◆ Task instructions ◆
Write out every record below exactly as it appears.

◆ Records to use ◆

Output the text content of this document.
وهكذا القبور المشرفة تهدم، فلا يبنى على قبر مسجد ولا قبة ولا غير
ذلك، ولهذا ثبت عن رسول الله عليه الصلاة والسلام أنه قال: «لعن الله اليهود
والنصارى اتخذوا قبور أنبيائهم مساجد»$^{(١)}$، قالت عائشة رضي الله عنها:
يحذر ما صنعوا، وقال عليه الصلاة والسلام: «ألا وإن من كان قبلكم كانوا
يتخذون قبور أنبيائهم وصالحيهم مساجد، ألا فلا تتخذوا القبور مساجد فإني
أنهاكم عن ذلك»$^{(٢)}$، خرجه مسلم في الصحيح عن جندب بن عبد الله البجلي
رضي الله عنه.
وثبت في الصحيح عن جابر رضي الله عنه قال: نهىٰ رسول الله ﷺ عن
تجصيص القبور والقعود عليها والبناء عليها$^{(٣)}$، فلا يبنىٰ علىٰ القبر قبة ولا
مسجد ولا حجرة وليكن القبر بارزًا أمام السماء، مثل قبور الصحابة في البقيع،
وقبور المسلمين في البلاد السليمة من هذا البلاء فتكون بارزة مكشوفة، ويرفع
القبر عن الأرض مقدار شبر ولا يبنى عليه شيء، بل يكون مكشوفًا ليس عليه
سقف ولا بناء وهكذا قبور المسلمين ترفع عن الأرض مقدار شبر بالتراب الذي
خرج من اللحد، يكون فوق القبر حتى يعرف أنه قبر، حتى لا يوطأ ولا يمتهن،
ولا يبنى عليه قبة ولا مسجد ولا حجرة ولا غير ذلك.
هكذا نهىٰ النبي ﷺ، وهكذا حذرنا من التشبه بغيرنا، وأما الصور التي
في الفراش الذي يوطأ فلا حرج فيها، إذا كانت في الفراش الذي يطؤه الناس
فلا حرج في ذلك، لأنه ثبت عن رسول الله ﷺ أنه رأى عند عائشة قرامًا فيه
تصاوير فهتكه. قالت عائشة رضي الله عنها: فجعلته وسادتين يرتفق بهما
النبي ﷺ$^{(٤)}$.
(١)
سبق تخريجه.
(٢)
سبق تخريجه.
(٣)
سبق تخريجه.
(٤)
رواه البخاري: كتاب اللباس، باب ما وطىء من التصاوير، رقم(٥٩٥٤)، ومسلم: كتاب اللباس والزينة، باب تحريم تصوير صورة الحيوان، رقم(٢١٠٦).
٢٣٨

◆ Solution to this problem ◆
Output the text content of this document.
وهكذا القبور المشرفة تهدم، فلا يبنى على قبر مسجد ولا قبة ولا غير
ذلك، ولهذا ثبت عن رسول الله عليه الصلاة والسلام أنه قال: «لعن الله اليهود
والنصارى اتخذوا قبور أنبيائهم مساجد»$^{(١)}$، قالت عائشة رضي الله عنها:
يحذر ما صنعوا، وقال عليه الصلاة والسلام: «ألا وإن من كان قبلكم كانوا
يتخذون قبور أنبيائهم وصالحيهم مساجد، ألا فلا تتخذوا القبور مساجد فإني
أنهاكم عن ذلك»$^{(٢)}$، خرجه مسلم في الصحيح عن جندب بن عبد الله البجلي
رضي الله عنه.
وثبت في الصحيح عن جابر رضي الله عنه قال: نهىٰ رسول الله ﷺ عن
تجصيص القبور والقعود عليها والبناء عليها$^{(٣)}$، فلا يبنىٰ علىٰ القبر قبة ولا
مسجد ولا حجرة وليكن القبر بارزًا أمام السماء، مثل قبور الصحابة في البقيع،
وقبور المسلمين في البلاد السليمة من هذا البلاء فتكون بارزة مكشوفة، ويرفع
القبر عن الأرض مقدار شبر ولا يبنى عليه شيء، بل يكون مكشوفًا ليس عليه
سقف ولا بناء وهكذا قبور المسلمين ترفع عن الأرض مقدار شبر بالتراب الذي
خرج من اللحد، يكون فوق القبر حتى يعرف أنه قبر، حتى لا يوطأ ولا يمتهن،
ولا يبنى عليه قبة ولا مسجد ولا حجرة ولا غير ذلك.
هكذا نهىٰ النبي ﷺ، وهكذا حذرنا من التشبه بغيرنا، وأما الصور التي
في الفراش الذي يوطأ فلا حرج فيها، إذا كانت في الفراش الذي يطؤه الناس
فلا حرج في ذلك، لأنه ثبت عن رسول الله ﷺ أنه رأى عند عائشة قرامًا فيه
تصاوير فهتكه. قالت عائشة رضي الله عنها: فجعلته وسادتين يرتفق بهما
النبي ﷺ$^{(٤)}$.
(١)
سبق تخريجه.
(٢)
سبق تخريجه.
(٣)
سبق تخريجه.
(٤)
رواه البخاري: كتاب اللباس، باب ما وطىء من التصاوير، رقم(٥٩٥٤)، ومسلم: كتاب اللباس والزينة، باب تحريم تصوير صورة الحيوان، رقم(٢١٠٦).
٢٣٨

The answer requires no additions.